[Records that describe figures]
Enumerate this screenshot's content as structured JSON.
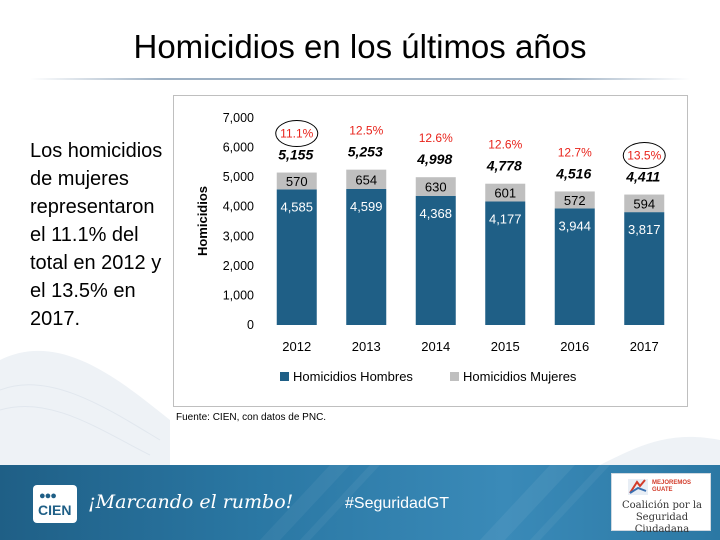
{
  "slide": {
    "title": "Homicidios en los últimos años",
    "side_text": "Los homicidios de mujeres representaron el 11.1% del total en 2012 y el 13.5% en 2017.",
    "source": "Fuente: CIEN, con datos de PNC."
  },
  "footer": {
    "logo_text": "CIEN",
    "slogan": "¡Marcando el rumbo!",
    "hashtag": "#SeguridadGT",
    "partner_logo_top": "MEJOREMOS GUATE",
    "partner_logo_text": "Coalición por la Seguridad Ciudadana"
  },
  "colors": {
    "hombres": "#1f5f86",
    "mujeres": "#bfbfbf",
    "percent": "#e8231b"
  },
  "chart_data": {
    "type": "bar",
    "stacked": true,
    "categories": [
      "2012",
      "2013",
      "2014",
      "2015",
      "2016",
      "2017"
    ],
    "series": [
      {
        "name": "Homicidios Hombres",
        "values": [
          4585,
          4599,
          4368,
          4177,
          3944,
          3817
        ],
        "labels": [
          "4,585",
          "4,599",
          "4,368",
          "4,177",
          "3,944",
          "3,817"
        ]
      },
      {
        "name": "Homicidios Mujeres",
        "values": [
          570,
          654,
          630,
          601,
          572,
          594
        ],
        "labels": [
          "570",
          "654",
          "630",
          "601",
          "572",
          "594"
        ]
      }
    ],
    "totals": [
      "5,155",
      "5,253",
      "4,998",
      "4,778",
      "4,516",
      "4,411"
    ],
    "percent_mujeres": [
      "11.1%",
      "12.5%",
      "12.6%",
      "12.6%",
      "12.7%",
      "13.5%"
    ],
    "circled": [
      "2012",
      "2017"
    ],
    "ylabel": "Homicidios",
    "xlabel": "",
    "ylim": [
      0,
      7000
    ],
    "yticks": [
      0,
      1000,
      2000,
      3000,
      4000,
      5000,
      6000,
      7000
    ],
    "ytick_labels": [
      "0",
      "1,000",
      "2,000",
      "3,000",
      "4,000",
      "5,000",
      "6,000",
      "7,000"
    ],
    "legend_position": "bottom"
  }
}
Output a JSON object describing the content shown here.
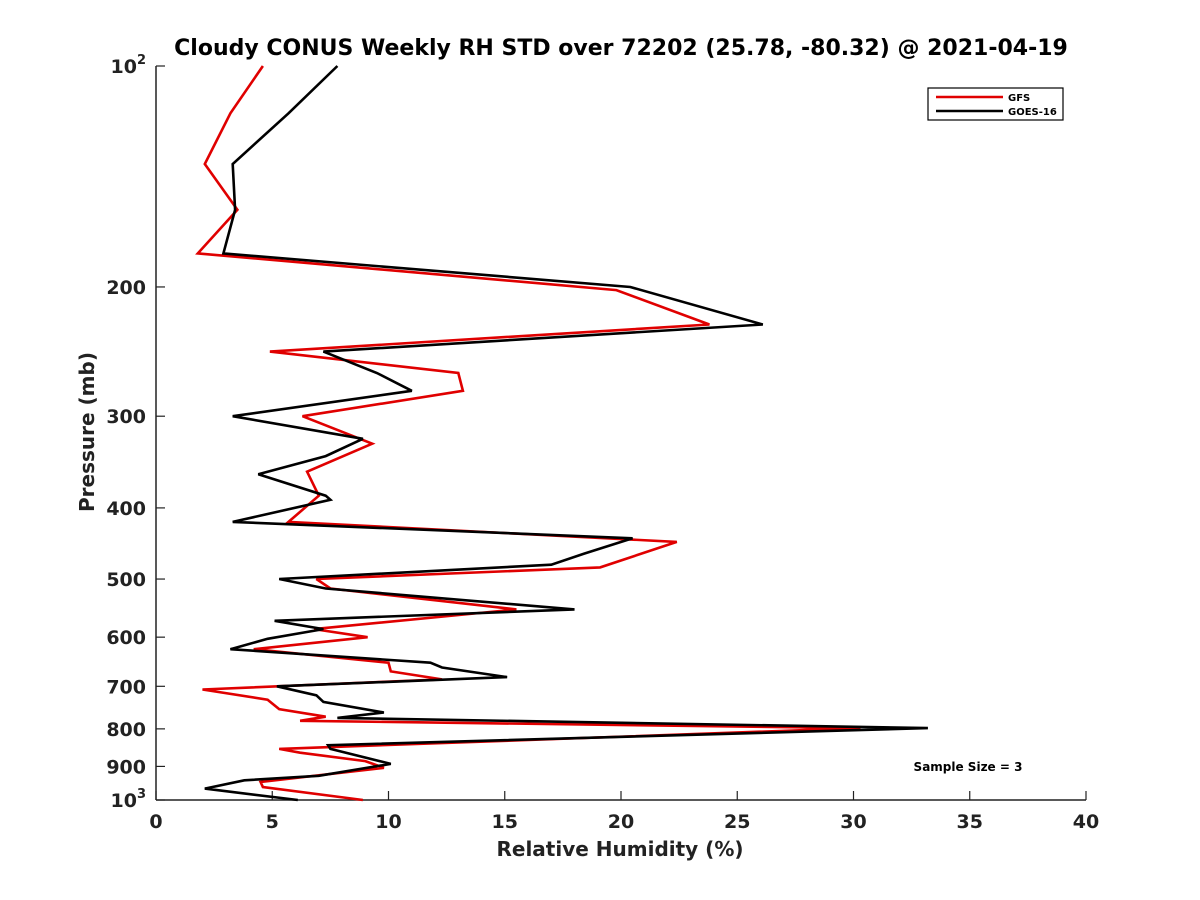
{
  "chart_data": {
    "type": "line",
    "title": "Cloudy CONUS Weekly RH STD over 72202 (25.78, -80.32) @ 2021-04-19",
    "xlabel": "Relative Humidity (%)",
    "ylabel": "Pressure (mb)",
    "xlim": [
      0,
      40
    ],
    "ylim": [
      100,
      1000
    ],
    "yscale": "log",
    "y_reversed": true,
    "xticks": [
      0,
      5,
      10,
      15,
      20,
      25,
      30,
      35,
      40
    ],
    "yticks": [
      {
        "value": 100,
        "base": "10",
        "exp": "2"
      },
      {
        "value": 200,
        "label": "200"
      },
      {
        "value": 300,
        "label": "300"
      },
      {
        "value": 400,
        "label": "400"
      },
      {
        "value": 500,
        "label": "500"
      },
      {
        "value": 600,
        "label": "600"
      },
      {
        "value": 700,
        "label": "700"
      },
      {
        "value": 800,
        "label": "800"
      },
      {
        "value": 900,
        "label": "900"
      },
      {
        "value": 1000,
        "base": "10",
        "exp": "3"
      }
    ],
    "legend_position": "top-right",
    "annotation": "Sample Size = 3",
    "series": [
      {
        "name": "GFS",
        "color": "#e00000",
        "points": [
          [
            4.6,
            100
          ],
          [
            3.2,
            116
          ],
          [
            2.1,
            136
          ],
          [
            3.5,
            157
          ],
          [
            1.8,
            180
          ],
          [
            19.8,
            202
          ],
          [
            23.8,
            225
          ],
          [
            4.9,
            245
          ],
          [
            13.0,
            262
          ],
          [
            13.2,
            277
          ],
          [
            6.3,
            300
          ],
          [
            9.3,
            327
          ],
          [
            6.5,
            357
          ],
          [
            7.0,
            385
          ],
          [
            5.7,
            418
          ],
          [
            22.4,
            445
          ],
          [
            19.1,
            482
          ],
          [
            6.9,
            500
          ],
          [
            7.5,
            515
          ],
          [
            15.5,
            550
          ],
          [
            6.8,
            585
          ],
          [
            9.1,
            600
          ],
          [
            4.2,
            623
          ],
          [
            10.0,
            650
          ],
          [
            10.1,
            668
          ],
          [
            12.3,
            685
          ],
          [
            2.0,
            707
          ],
          [
            4.8,
            730
          ],
          [
            5.3,
            752
          ],
          [
            7.3,
            770
          ],
          [
            6.2,
            780
          ],
          [
            30.3,
            798
          ],
          [
            5.3,
            852
          ],
          [
            6.2,
            862
          ],
          [
            9.0,
            885
          ],
          [
            9.8,
            904
          ],
          [
            4.5,
            945
          ],
          [
            4.6,
            960
          ],
          [
            8.9,
            1000
          ]
        ]
      },
      {
        "name": "GOES-16",
        "color": "#000000",
        "points": [
          [
            7.8,
            100
          ],
          [
            5.7,
            116
          ],
          [
            3.3,
            136
          ],
          [
            3.4,
            157
          ],
          [
            2.9,
            180
          ],
          [
            20.4,
            200
          ],
          [
            26.1,
            225
          ],
          [
            7.2,
            245
          ],
          [
            9.5,
            262
          ],
          [
            11.0,
            277
          ],
          [
            3.3,
            300
          ],
          [
            8.9,
            322
          ],
          [
            7.3,
            340
          ],
          [
            4.4,
            360
          ],
          [
            7.3,
            385
          ],
          [
            7.5,
            390
          ],
          [
            3.3,
            418
          ],
          [
            20.5,
            440
          ],
          [
            18.4,
            462
          ],
          [
            17.0,
            478
          ],
          [
            5.3,
            500
          ],
          [
            7.3,
            515
          ],
          [
            18.0,
            550
          ],
          [
            5.1,
            570
          ],
          [
            7.2,
            585
          ],
          [
            4.8,
            603
          ],
          [
            3.2,
            623
          ],
          [
            11.8,
            650
          ],
          [
            12.3,
            660
          ],
          [
            15.1,
            680
          ],
          [
            5.2,
            700
          ],
          [
            6.9,
            720
          ],
          [
            7.2,
            735
          ],
          [
            9.8,
            760
          ],
          [
            7.8,
            773
          ],
          [
            33.2,
            798
          ],
          [
            7.4,
            842
          ],
          [
            7.5,
            852
          ],
          [
            10.1,
            893
          ],
          [
            7.0,
            927
          ],
          [
            3.8,
            940
          ],
          [
            2.1,
            965
          ],
          [
            6.1,
            1000
          ]
        ]
      }
    ]
  }
}
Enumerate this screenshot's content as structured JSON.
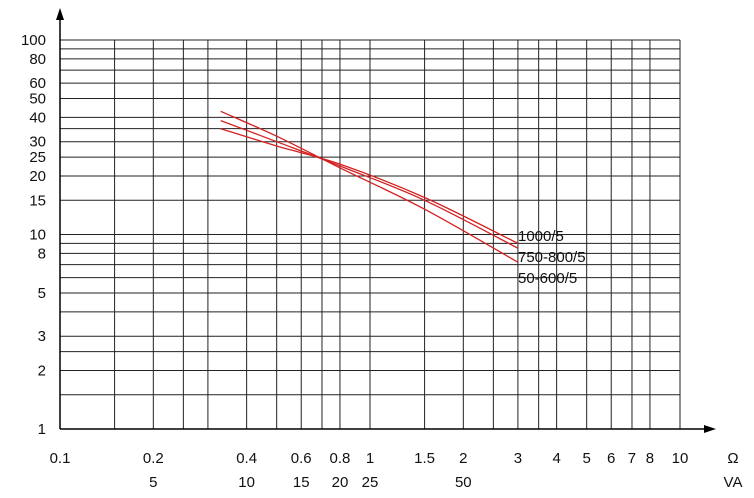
{
  "chart_data": {
    "type": "line",
    "x_scale": "log",
    "y_scale": "log",
    "xlim": [
      0.1,
      10
    ],
    "ylim": [
      1,
      100
    ],
    "grid": true,
    "x_ticks": [
      {
        "value": 0.1,
        "label": "0.1"
      },
      {
        "value": 0.2,
        "label": "0.2"
      },
      {
        "value": 0.4,
        "label": "0.4"
      },
      {
        "value": 0.6,
        "label": "0.6"
      },
      {
        "value": 0.8,
        "label": "0.8"
      },
      {
        "value": 1,
        "label": "1"
      },
      {
        "value": 1.5,
        "label": "1.5"
      },
      {
        "value": 2,
        "label": "2"
      },
      {
        "value": 3,
        "label": "3"
      },
      {
        "value": 4,
        "label": "4"
      },
      {
        "value": 5,
        "label": "5"
      },
      {
        "value": 6,
        "label": "6"
      },
      {
        "value": 7,
        "label": "7"
      },
      {
        "value": 8,
        "label": "8"
      },
      {
        "value": 10,
        "label": "10"
      }
    ],
    "x2_ticks": [
      {
        "value": 0.2,
        "label": "5"
      },
      {
        "value": 0.4,
        "label": "10"
      },
      {
        "value": 0.6,
        "label": "15"
      },
      {
        "value": 0.8,
        "label": "20"
      },
      {
        "value": 1,
        "label": "25"
      },
      {
        "value": 2,
        "label": "50"
      }
    ],
    "x_unit": "Ω",
    "x2_unit": "VA",
    "y_ticks": [
      {
        "value": 1,
        "label": "1"
      },
      {
        "value": 2,
        "label": "2"
      },
      {
        "value": 3,
        "label": "3"
      },
      {
        "value": 5,
        "label": "5"
      },
      {
        "value": 8,
        "label": "8"
      },
      {
        "value": 10,
        "label": "10"
      },
      {
        "value": 15,
        "label": "15"
      },
      {
        "value": 20,
        "label": "20"
      },
      {
        "value": 25,
        "label": "25"
      },
      {
        "value": 30,
        "label": "30"
      },
      {
        "value": 40,
        "label": "40"
      },
      {
        "value": 50,
        "label": "50"
      },
      {
        "value": 60,
        "label": "60"
      },
      {
        "value": 80,
        "label": "80"
      },
      {
        "value": 100,
        "label": "100"
      }
    ],
    "x_gridlines": [
      0.15,
      0.2,
      0.25,
      0.3,
      0.4,
      0.5,
      0.6,
      0.7,
      0.8,
      1,
      1.5,
      2,
      2.5,
      3,
      3.5,
      4,
      5,
      6,
      7,
      8,
      10
    ],
    "y_gridlines": [
      1,
      1.5,
      2,
      2.5,
      3,
      4,
      5,
      6,
      7,
      8,
      9,
      10,
      15,
      20,
      25,
      30,
      35,
      40,
      50,
      60,
      70,
      80,
      90,
      100
    ],
    "series": [
      {
        "name": "1000/5",
        "color": "#d42020",
        "x": [
          0.33,
          0.5,
          0.8,
          1.5,
          3
        ],
        "y": [
          43,
          32,
          22,
          13.5,
          7.2
        ]
      },
      {
        "name": "750-800/5",
        "color": "#d42020",
        "x": [
          0.33,
          0.5,
          0.8,
          1.5,
          3
        ],
        "y": [
          38.5,
          30,
          22.5,
          15,
          8.5
        ]
      },
      {
        "name": "50-600/5",
        "color": "#d42020",
        "x": [
          0.33,
          0.5,
          0.8,
          1.5,
          3
        ],
        "y": [
          35,
          28.5,
          23,
          15.5,
          9
        ]
      }
    ]
  }
}
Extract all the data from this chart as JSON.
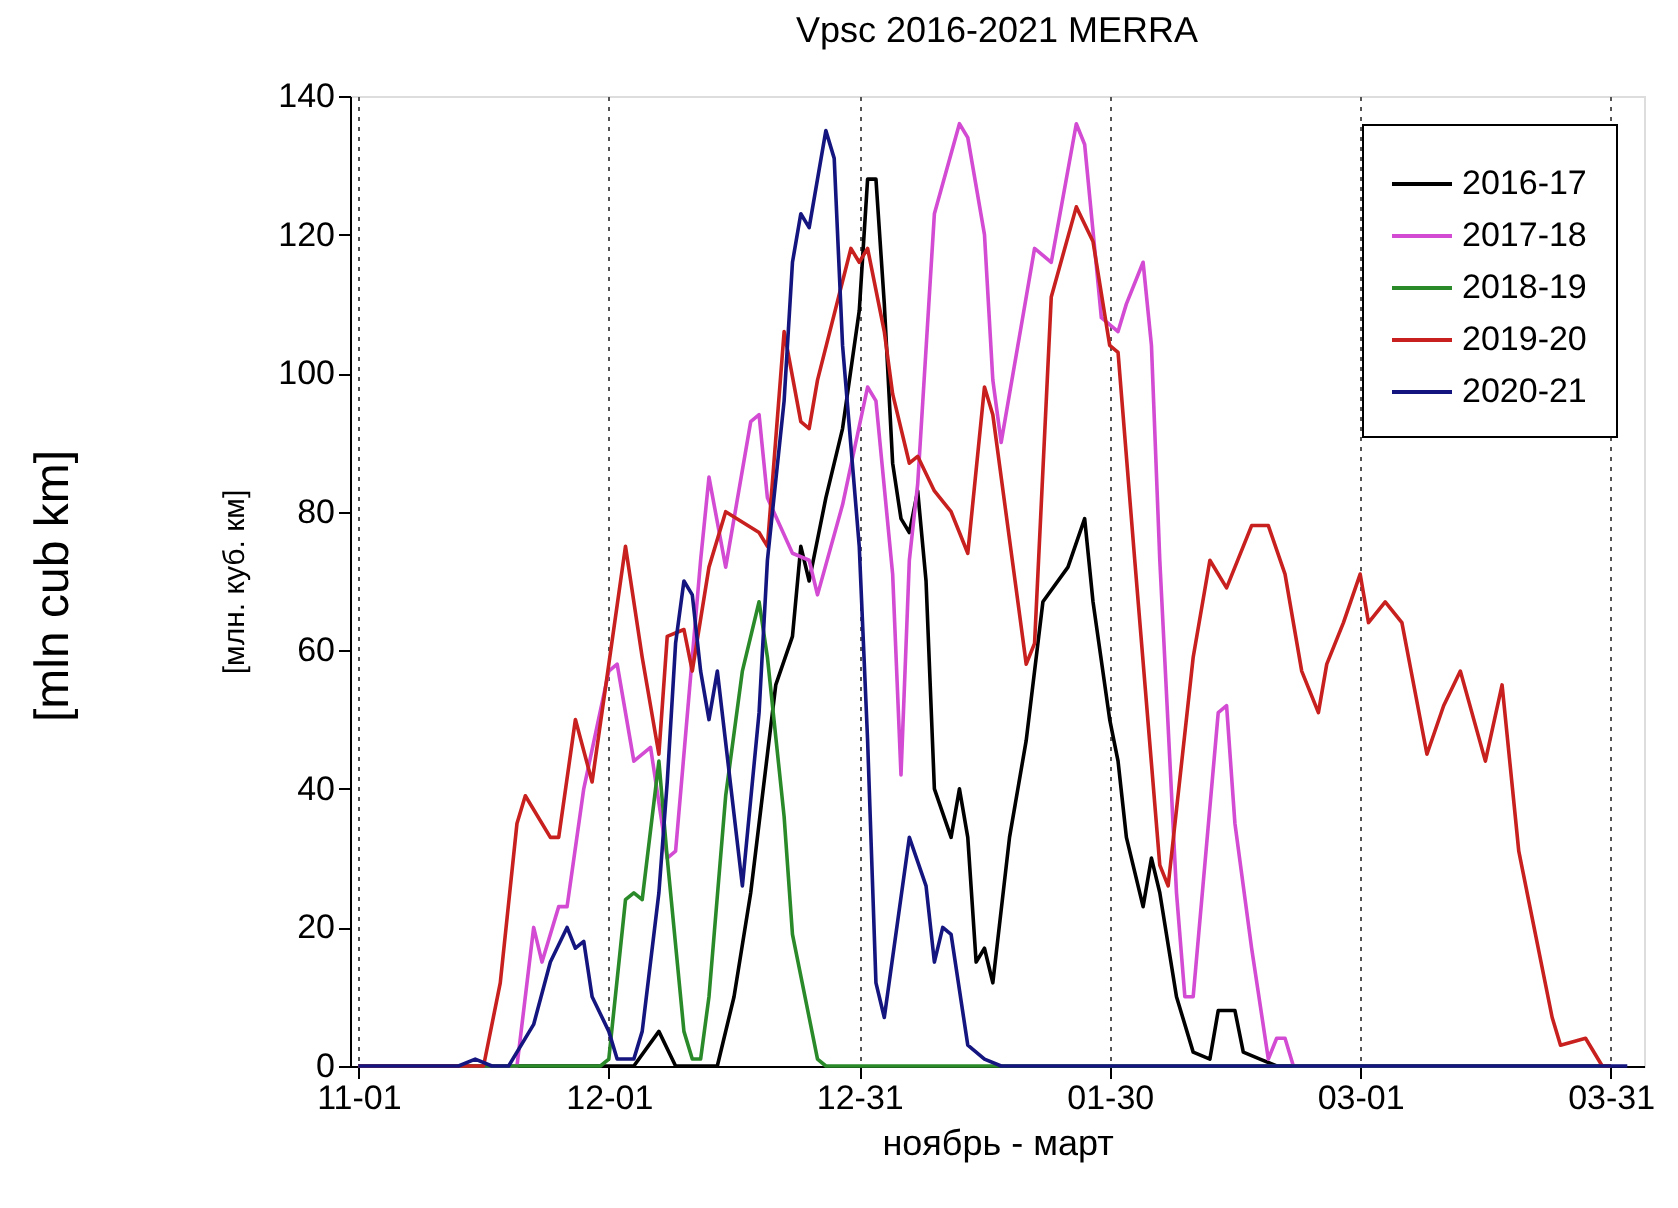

§ Directions
List every line above containing the word "CIEN".

§ Response for this exercise
    "source": "Fuente: CIEN, con datos de PNC."
    "logo_text": "CIEN",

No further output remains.